Transcribe the records in full, keeping every character as it is.

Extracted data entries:
----

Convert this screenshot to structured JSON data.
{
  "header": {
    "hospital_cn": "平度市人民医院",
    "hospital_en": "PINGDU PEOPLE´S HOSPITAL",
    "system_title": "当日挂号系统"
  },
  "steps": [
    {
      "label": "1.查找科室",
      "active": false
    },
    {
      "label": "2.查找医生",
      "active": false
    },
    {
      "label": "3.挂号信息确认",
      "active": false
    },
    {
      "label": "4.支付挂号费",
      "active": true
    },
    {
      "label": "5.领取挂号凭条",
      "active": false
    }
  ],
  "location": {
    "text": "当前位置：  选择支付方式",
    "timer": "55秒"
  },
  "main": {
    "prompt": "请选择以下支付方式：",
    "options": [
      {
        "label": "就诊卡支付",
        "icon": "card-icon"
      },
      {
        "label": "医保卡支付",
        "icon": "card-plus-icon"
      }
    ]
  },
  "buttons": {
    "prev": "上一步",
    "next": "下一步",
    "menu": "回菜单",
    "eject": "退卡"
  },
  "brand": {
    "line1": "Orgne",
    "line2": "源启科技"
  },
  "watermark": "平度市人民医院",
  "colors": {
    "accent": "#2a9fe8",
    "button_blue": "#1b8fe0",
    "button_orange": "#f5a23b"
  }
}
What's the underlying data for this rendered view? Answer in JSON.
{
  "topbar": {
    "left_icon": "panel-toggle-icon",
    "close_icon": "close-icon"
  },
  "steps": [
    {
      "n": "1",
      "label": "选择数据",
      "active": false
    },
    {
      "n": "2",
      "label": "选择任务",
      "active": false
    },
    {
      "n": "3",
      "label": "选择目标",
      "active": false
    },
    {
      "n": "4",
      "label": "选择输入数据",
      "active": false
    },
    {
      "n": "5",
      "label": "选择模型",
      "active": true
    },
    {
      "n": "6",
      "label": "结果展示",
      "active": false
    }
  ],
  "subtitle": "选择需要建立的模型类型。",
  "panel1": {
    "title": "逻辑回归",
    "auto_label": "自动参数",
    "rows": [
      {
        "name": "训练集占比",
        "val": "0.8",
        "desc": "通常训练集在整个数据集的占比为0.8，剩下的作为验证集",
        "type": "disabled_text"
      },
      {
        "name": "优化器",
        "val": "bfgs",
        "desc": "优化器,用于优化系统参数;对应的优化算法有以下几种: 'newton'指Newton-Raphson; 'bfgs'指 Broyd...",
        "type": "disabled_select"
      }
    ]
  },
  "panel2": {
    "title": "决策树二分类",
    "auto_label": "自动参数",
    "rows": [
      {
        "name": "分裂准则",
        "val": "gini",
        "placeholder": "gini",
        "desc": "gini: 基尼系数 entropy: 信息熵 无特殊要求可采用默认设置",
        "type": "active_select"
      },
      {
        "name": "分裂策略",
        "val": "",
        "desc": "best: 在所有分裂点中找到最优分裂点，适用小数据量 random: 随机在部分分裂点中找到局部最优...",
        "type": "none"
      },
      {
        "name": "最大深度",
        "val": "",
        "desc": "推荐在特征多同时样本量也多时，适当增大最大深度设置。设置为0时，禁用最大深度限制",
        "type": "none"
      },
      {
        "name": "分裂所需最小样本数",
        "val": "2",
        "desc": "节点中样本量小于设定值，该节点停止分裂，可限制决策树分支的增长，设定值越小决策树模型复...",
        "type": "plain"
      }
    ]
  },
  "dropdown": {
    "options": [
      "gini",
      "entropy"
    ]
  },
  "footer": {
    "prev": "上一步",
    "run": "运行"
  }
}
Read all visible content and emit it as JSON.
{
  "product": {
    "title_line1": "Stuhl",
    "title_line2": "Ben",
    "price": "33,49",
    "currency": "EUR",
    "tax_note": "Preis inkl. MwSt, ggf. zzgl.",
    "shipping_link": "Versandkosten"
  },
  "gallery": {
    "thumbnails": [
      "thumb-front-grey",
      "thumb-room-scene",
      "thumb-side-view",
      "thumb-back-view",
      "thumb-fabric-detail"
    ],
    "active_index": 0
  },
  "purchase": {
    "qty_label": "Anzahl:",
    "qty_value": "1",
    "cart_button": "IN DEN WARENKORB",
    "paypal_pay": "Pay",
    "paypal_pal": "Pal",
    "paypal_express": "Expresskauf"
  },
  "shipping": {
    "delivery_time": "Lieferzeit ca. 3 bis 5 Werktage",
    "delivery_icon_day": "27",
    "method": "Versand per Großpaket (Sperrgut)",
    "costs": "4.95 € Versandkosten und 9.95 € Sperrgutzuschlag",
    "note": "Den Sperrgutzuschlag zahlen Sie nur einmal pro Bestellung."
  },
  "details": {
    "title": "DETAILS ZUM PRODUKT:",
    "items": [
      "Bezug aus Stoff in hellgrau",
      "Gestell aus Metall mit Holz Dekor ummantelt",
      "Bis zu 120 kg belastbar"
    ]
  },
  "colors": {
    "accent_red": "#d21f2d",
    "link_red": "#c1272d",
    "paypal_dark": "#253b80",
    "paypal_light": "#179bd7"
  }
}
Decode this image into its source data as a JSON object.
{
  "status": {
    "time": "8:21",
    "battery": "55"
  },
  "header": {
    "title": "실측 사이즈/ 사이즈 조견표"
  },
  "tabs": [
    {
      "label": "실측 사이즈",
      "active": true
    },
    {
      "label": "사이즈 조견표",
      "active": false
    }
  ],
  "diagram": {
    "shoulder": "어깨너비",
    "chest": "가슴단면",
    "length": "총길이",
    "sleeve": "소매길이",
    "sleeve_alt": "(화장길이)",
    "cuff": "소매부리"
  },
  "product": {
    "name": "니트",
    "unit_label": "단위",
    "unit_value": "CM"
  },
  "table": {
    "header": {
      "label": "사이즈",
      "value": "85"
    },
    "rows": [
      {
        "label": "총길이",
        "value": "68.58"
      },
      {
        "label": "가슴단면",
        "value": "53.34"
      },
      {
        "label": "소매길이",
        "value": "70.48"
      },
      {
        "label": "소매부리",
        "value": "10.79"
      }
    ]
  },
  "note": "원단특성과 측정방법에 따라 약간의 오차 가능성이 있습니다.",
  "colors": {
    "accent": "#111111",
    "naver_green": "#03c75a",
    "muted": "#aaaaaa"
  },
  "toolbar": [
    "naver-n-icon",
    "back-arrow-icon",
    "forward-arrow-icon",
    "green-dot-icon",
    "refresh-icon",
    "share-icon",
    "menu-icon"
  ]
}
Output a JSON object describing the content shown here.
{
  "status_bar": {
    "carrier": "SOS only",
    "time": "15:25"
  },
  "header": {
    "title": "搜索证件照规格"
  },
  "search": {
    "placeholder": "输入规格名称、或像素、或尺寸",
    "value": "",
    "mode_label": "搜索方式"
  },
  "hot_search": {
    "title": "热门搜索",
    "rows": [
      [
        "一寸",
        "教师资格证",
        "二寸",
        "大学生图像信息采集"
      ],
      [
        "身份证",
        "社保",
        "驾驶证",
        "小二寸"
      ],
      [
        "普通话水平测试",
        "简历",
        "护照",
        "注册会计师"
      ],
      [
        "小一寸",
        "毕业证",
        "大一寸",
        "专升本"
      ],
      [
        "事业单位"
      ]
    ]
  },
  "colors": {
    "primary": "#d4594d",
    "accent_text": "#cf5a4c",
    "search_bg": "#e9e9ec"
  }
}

----

Response for this exercise ->
Convert this screenshot to structured JSON data.
{
  "header": {
    "hospital_cn": "平度市人民医院",
    "hospital_en": "PINGDU PEOPLE´S HOSPITAL",
    "system_title": "当日挂号系统"
  },
  "steps": [
    {
      "label": "1.查找科室",
      "active": false
    },
    {
      "label": "2.查找医生",
      "active": false
    },
    {
      "label": "3.挂号信息确认",
      "active": false
    },
    {
      "label": "4.支付挂号费",
      "active": true
    },
    {
      "label": "5.领取挂号凭条",
      "active": false
    }
  ],
  "location": {
    "text": "当前位置：  选择支付方式",
    "timer": "55秒"
  },
  "main": {
    "prompt": "请选择以下支付方式：",
    "options": [
      {
        "label": "就诊卡支付",
        "icon": "card-icon"
      },
      {
        "label": "医保卡支付",
        "icon": "card-plus-icon"
      }
    ]
  },
  "buttons": {
    "prev": "上一步",
    "next": "下一步",
    "menu": "回菜单",
    "eject": "退卡"
  },
  "brand": {
    "line1": "Orgne",
    "line2": "源启科技"
  },
  "watermark": "平度市人民医院",
  "colors": {
    "accent": "#2a9fe8",
    "button_blue": "#1b8fe0",
    "button_orange": "#f5a23b"
  }
}
What's the underlying data for this rendered view? Answer in JSON.
{
  "topbar": {
    "left_icon": "panel-toggle-icon",
    "close_icon": "close-icon"
  },
  "steps": [
    {
      "n": "1",
      "label": "选择数据",
      "active": false
    },
    {
      "n": "2",
      "label": "选择任务",
      "active": false
    },
    {
      "n": "3",
      "label": "选择目标",
      "active": false
    },
    {
      "n": "4",
      "label": "选择输入数据",
      "active": false
    },
    {
      "n": "5",
      "label": "选择模型",
      "active": true
    },
    {
      "n": "6",
      "label": "结果展示",
      "active": false
    }
  ],
  "subtitle": "选择需要建立的模型类型。",
  "panel1": {
    "title": "逻辑回归",
    "auto_label": "自动参数",
    "rows": [
      {
        "name": "训练集占比",
        "val": "0.8",
        "desc": "通常训练集在整个数据集的占比为0.8，剩下的作为验证集",
        "type": "disabled_text"
      },
      {
        "name": "优化器",
        "val": "bfgs",
        "desc": "优化器,用于优化系统参数;对应的优化算法有以下几种: 'newton'指Newton-Raphson; 'bfgs'指 Broyd...",
        "type": "disabled_select"
      }
    ]
  },
  "panel2": {
    "title": "决策树二分类",
    "auto_label": "自动参数",
    "rows": [
      {
        "name": "分裂准则",
        "val": "gini",
        "placeholder": "gini",
        "desc": "gini: 基尼系数 entropy: 信息熵 无特殊要求可采用默认设置",
        "type": "active_select"
      },
      {
        "name": "分裂策略",
        "val": "",
        "desc": "best: 在所有分裂点中找到最优分裂点，适用小数据量 random: 随机在部分分裂点中找到局部最优...",
        "type": "none"
      },
      {
        "name": "最大深度",
        "val": "",
        "desc": "推荐在特征多同时样本量也多时，适当增大最大深度设置。设置为0时，禁用最大深度限制",
        "type": "none"
      },
      {
        "name": "分裂所需最小样本数",
        "val": "2",
        "desc": "节点中样本量小于设定值，该节点停止分裂，可限制决策树分支的增长，设定值越小决策树模型复...",
        "type": "plain"
      }
    ]
  },
  "dropdown": {
    "options": [
      "gini",
      "entropy"
    ]
  },
  "footer": {
    "prev": "上一步",
    "run": "运行"
  }
}
Read all visible content and emit it as JSON.
{
  "product": {
    "title_line1": "Stuhl",
    "title_line2": "Ben",
    "price": "33,49",
    "currency": "EUR",
    "tax_note": "Preis inkl. MwSt, ggf. zzgl.",
    "shipping_link": "Versandkosten"
  },
  "gallery": {
    "thumbnails": [
      "thumb-front-grey",
      "thumb-room-scene",
      "thumb-side-view",
      "thumb-back-view",
      "thumb-fabric-detail"
    ],
    "active_index": 0
  },
  "purchase": {
    "qty_label": "Anzahl:",
    "qty_value": "1",
    "cart_button": "IN DEN WARENKORB",
    "paypal_pay": "Pay",
    "paypal_pal": "Pal",
    "paypal_express": "Expresskauf"
  },
  "shipping": {
    "delivery_time": "Lieferzeit ca. 3 bis 5 Werktage",
    "delivery_icon_day": "27",
    "method": "Versand per Großpaket (Sperrgut)",
    "costs": "4.95 € Versandkosten und 9.95 € Sperrgutzuschlag",
    "note": "Den Sperrgutzuschlag zahlen Sie nur einmal pro Bestellung."
  },
  "details": {
    "title": "DETAILS ZUM PRODUKT:",
    "items": [
      "Bezug aus Stoff in hellgrau",
      "Gestell aus Metall mit Holz Dekor ummantelt",
      "Bis zu 120 kg belastbar"
    ]
  },
  "colors": {
    "accent_red": "#d21f2d",
    "link_red": "#c1272d",
    "paypal_dark": "#253b80",
    "paypal_light": "#179bd7"
  }
}
Decode this image into its source data as a JSON object.
{
  "status": {
    "time": "8:21",
    "battery": "55"
  },
  "header": {
    "title": "실측 사이즈/ 사이즈 조견표"
  },
  "tabs": [
    {
      "label": "실측 사이즈",
      "active": true
    },
    {
      "label": "사이즈 조견표",
      "active": false
    }
  ],
  "diagram": {
    "shoulder": "어깨너비",
    "chest": "가슴단면",
    "length": "총길이",
    "sleeve": "소매길이",
    "sleeve_alt": "(화장길이)",
    "cuff": "소매부리"
  },
  "product": {
    "name": "니트",
    "unit_label": "단위",
    "unit_value": "CM"
  },
  "table": {
    "header": {
      "label": "사이즈",
      "value": "85"
    },
    "rows": [
      {
        "label": "총길이",
        "value": "68.58"
      },
      {
        "label": "가슴단면",
        "value": "53.34"
      },
      {
        "label": "소매길이",
        "value": "70.48"
      },
      {
        "label": "소매부리",
        "value": "10.79"
      }
    ]
  },
  "note": "원단특성과 측정방법에 따라 약간의 오차 가능성이 있습니다.",
  "colors": {
    "accent": "#111111",
    "naver_green": "#03c75a",
    "muted": "#aaaaaa"
  },
  "toolbar": [
    "naver-n-icon",
    "back-arrow-icon",
    "forward-arrow-icon",
    "green-dot-icon",
    "refresh-icon",
    "share-icon",
    "menu-icon"
  ]
}
Output a JSON object describing the content shown here.
{
  "status_bar": {
    "carrier": "SOS only",
    "time": "15:25"
  },
  "header": {
    "title": "搜索证件照规格"
  },
  "search": {
    "placeholder": "输入规格名称、或像素、或尺寸",
    "value": "",
    "mode_label": "搜索方式"
  },
  "hot_search": {
    "title": "热门搜索",
    "rows": [
      [
        "一寸",
        "教师资格证",
        "二寸",
        "大学生图像信息采集"
      ],
      [
        "身份证",
        "社保",
        "驾驶证",
        "小二寸"
      ],
      [
        "普通话水平测试",
        "简历",
        "护照",
        "注册会计师"
      ],
      [
        "小一寸",
        "毕业证",
        "大一寸",
        "专升本"
      ],
      [
        "事业单位"
      ]
    ]
  },
  "colors": {
    "primary": "#d4594d",
    "accent_text": "#cf5a4c",
    "search_bg": "#e9e9ec"
  }
}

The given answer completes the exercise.